= Your goal =
In the material below, the lines containing the word "JSON" are required; copy each of them.

(Items from a data source)
————————
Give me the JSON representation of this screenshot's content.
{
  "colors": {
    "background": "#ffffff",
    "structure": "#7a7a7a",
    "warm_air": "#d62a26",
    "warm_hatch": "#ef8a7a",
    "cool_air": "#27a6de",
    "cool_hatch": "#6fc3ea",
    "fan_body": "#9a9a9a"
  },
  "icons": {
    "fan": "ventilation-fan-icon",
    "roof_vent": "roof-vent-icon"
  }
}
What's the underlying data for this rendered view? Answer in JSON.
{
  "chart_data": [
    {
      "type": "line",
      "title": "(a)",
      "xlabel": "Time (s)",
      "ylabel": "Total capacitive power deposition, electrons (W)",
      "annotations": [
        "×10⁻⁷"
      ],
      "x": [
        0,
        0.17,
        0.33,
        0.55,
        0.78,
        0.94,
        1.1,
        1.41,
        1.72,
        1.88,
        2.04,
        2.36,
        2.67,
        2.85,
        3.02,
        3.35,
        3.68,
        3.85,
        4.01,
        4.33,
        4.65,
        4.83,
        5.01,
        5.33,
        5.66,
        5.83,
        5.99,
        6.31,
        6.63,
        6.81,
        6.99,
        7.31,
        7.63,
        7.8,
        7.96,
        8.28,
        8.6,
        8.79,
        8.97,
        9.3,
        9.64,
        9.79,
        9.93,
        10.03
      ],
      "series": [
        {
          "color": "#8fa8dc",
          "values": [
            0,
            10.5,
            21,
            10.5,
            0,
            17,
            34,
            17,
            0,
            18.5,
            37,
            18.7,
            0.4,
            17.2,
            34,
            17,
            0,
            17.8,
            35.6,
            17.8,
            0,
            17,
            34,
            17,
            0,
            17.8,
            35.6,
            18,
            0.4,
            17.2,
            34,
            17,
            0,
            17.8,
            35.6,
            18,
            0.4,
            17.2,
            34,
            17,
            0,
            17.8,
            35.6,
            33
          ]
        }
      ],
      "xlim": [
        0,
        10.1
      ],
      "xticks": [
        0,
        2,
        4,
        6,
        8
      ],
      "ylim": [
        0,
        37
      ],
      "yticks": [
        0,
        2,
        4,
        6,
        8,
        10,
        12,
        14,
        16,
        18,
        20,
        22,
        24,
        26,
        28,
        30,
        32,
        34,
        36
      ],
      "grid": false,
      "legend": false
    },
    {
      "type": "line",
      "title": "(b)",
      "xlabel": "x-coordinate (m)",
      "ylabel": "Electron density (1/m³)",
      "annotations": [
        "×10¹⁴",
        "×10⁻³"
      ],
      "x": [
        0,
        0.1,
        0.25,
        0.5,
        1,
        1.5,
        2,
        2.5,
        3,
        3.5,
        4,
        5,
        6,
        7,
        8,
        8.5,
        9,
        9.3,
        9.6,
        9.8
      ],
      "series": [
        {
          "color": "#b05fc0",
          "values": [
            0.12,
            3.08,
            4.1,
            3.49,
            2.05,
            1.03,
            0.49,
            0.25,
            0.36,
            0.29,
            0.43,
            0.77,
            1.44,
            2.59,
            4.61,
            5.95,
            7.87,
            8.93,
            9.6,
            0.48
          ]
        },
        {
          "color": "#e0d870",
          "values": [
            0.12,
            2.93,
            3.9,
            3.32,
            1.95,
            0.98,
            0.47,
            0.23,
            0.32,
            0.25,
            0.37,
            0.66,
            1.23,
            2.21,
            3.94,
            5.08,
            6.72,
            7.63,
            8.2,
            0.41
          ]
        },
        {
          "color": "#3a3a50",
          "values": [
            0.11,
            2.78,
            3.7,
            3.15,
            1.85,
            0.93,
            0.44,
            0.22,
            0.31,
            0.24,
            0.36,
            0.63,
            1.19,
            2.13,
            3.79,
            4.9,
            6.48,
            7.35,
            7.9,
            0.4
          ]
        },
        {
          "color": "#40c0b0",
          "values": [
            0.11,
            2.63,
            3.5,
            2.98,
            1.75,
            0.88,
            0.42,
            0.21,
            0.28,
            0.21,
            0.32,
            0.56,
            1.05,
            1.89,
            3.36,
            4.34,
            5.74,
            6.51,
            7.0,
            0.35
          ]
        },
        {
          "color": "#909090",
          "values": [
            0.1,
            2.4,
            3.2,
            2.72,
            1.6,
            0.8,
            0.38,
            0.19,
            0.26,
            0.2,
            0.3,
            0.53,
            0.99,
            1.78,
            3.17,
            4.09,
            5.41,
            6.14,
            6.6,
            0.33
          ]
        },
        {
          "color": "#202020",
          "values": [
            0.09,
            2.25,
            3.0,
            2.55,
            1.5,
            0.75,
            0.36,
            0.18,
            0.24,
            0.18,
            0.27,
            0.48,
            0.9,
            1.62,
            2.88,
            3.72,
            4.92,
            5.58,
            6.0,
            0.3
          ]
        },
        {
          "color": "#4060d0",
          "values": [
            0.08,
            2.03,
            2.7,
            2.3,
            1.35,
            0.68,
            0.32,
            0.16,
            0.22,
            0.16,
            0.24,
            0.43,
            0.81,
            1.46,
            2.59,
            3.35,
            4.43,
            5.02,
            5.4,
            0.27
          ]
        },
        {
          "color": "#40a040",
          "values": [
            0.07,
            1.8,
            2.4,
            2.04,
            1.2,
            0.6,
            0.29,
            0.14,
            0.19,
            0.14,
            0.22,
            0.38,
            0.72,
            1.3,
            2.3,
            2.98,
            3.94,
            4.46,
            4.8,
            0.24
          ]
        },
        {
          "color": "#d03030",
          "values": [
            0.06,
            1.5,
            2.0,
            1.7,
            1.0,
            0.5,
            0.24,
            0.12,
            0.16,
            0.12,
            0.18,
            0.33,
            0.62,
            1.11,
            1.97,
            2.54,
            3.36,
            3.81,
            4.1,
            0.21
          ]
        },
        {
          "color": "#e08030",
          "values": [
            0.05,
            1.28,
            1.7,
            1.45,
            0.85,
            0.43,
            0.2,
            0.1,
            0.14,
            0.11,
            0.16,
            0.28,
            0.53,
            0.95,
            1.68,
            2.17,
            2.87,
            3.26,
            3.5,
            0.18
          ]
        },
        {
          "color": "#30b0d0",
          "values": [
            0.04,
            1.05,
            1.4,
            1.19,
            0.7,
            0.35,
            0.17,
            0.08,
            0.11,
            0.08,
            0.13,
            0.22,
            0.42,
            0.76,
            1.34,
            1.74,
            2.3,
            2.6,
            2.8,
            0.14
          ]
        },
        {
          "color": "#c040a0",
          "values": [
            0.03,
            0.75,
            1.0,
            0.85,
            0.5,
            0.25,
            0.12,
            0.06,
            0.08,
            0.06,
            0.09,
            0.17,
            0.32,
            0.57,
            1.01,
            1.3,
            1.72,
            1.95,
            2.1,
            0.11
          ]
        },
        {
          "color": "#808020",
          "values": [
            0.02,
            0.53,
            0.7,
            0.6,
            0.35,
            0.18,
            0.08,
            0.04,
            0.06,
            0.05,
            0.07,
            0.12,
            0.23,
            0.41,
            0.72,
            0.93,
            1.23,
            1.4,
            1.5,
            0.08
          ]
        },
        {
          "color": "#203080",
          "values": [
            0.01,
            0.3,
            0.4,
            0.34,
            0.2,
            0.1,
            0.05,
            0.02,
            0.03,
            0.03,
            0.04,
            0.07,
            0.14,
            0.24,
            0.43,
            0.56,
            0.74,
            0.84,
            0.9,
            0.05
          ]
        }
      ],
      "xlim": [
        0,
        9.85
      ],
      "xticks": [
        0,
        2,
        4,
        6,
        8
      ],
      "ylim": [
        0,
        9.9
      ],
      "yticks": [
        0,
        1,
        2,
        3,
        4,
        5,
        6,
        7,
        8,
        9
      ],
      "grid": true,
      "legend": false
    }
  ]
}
————————
= Final result =
Give me the JSON representation of this screenshot's content.
What's the underlying data for this rendered view? Answer in JSON.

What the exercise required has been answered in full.